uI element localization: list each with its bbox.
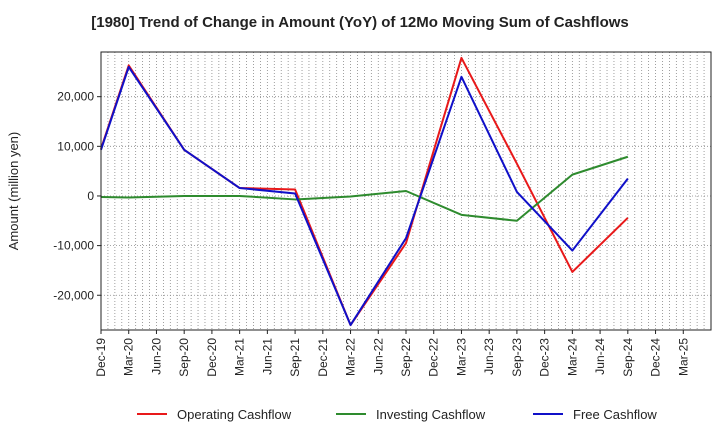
...
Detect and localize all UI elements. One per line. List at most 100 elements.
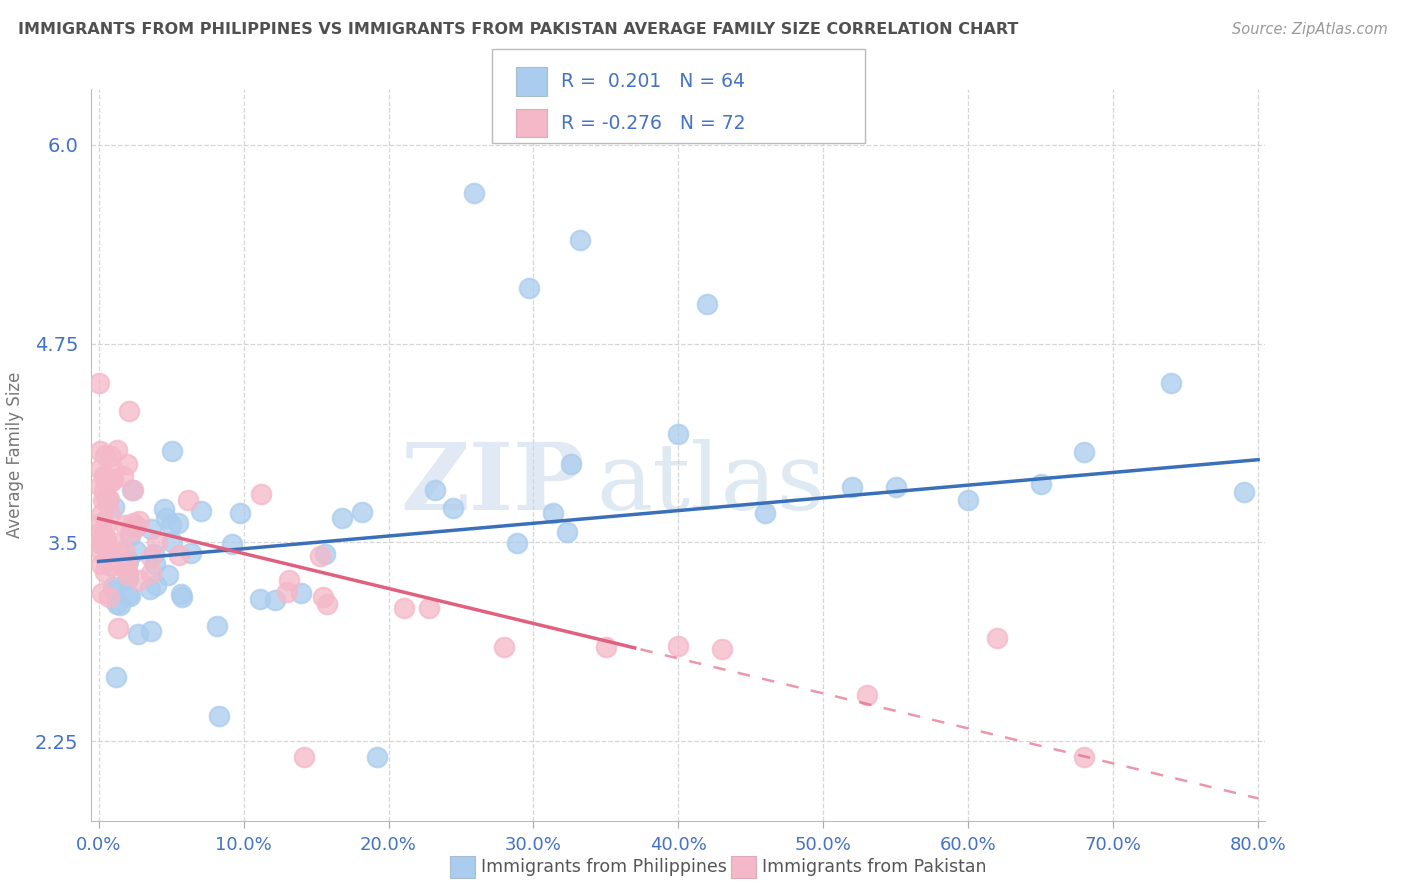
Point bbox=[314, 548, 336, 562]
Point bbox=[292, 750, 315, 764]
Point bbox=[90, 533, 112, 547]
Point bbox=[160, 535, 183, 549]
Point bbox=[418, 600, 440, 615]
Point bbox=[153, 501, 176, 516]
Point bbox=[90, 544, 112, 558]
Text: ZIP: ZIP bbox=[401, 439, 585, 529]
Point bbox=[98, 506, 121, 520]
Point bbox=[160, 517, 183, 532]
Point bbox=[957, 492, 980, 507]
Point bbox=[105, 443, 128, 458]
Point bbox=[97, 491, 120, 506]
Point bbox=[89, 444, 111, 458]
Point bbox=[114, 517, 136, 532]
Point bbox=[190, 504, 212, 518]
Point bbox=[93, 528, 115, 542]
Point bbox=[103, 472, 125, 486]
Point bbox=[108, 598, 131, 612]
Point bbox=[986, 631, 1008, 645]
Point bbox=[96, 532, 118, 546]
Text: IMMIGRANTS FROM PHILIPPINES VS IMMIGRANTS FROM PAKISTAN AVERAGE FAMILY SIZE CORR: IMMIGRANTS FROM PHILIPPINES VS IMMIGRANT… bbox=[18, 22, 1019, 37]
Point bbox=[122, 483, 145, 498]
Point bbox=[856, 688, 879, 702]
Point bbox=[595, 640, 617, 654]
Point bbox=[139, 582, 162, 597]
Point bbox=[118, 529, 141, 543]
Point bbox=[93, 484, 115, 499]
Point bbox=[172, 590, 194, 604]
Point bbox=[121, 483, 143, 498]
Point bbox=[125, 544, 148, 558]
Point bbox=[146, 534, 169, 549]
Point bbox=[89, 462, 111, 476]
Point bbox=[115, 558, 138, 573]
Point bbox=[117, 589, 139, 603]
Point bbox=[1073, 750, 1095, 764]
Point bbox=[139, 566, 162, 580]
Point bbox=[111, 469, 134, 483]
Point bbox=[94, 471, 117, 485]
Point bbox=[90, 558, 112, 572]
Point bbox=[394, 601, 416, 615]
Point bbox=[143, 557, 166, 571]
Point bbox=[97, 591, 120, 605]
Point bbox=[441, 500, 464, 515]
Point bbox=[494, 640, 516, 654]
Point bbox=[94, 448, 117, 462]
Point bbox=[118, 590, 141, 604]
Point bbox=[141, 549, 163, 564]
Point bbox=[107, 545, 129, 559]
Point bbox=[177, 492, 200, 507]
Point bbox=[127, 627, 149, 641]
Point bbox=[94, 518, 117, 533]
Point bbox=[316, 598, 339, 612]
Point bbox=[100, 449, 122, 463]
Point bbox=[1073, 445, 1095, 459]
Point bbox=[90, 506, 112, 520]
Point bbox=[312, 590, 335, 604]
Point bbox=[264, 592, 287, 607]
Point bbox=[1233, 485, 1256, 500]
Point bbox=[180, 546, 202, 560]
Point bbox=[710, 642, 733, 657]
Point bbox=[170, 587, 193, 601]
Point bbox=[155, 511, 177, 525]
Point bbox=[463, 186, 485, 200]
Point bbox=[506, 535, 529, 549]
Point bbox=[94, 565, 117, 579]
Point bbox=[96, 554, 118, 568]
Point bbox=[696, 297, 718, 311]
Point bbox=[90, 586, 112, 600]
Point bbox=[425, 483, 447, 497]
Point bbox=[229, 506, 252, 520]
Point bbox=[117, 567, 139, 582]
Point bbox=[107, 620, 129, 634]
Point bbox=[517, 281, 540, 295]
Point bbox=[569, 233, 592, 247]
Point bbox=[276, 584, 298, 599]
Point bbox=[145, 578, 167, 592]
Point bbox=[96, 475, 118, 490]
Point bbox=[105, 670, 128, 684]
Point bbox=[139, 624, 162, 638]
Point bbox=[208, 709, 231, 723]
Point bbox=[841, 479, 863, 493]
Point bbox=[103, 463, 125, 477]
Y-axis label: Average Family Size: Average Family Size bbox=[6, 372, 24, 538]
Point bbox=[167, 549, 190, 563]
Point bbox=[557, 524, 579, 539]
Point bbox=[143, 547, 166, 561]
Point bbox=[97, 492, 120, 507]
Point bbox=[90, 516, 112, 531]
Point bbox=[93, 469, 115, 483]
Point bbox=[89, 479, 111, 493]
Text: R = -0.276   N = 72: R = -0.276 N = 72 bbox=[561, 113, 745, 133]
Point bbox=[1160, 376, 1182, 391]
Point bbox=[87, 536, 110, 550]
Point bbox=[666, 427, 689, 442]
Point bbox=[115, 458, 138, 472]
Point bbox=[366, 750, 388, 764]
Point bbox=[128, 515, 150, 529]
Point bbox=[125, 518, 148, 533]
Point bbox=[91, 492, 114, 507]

# [What you need to do]
Set down again, word for word, every line from the one containing "Detect and localize" down to the one containing "Point bbox=[957, 492, 980, 507]", both included. Leave the pictures out.

# [Reply]
Detect and localize all UI elements. One per line. List at most 100 elements.
Point bbox=[314, 548, 336, 562]
Point bbox=[292, 750, 315, 764]
Point bbox=[90, 533, 112, 547]
Point bbox=[160, 535, 183, 549]
Point bbox=[418, 600, 440, 615]
Point bbox=[153, 501, 176, 516]
Point bbox=[90, 544, 112, 558]
Text: ZIP: ZIP bbox=[401, 439, 585, 529]
Point bbox=[98, 506, 121, 520]
Point bbox=[160, 517, 183, 532]
Point bbox=[957, 492, 980, 507]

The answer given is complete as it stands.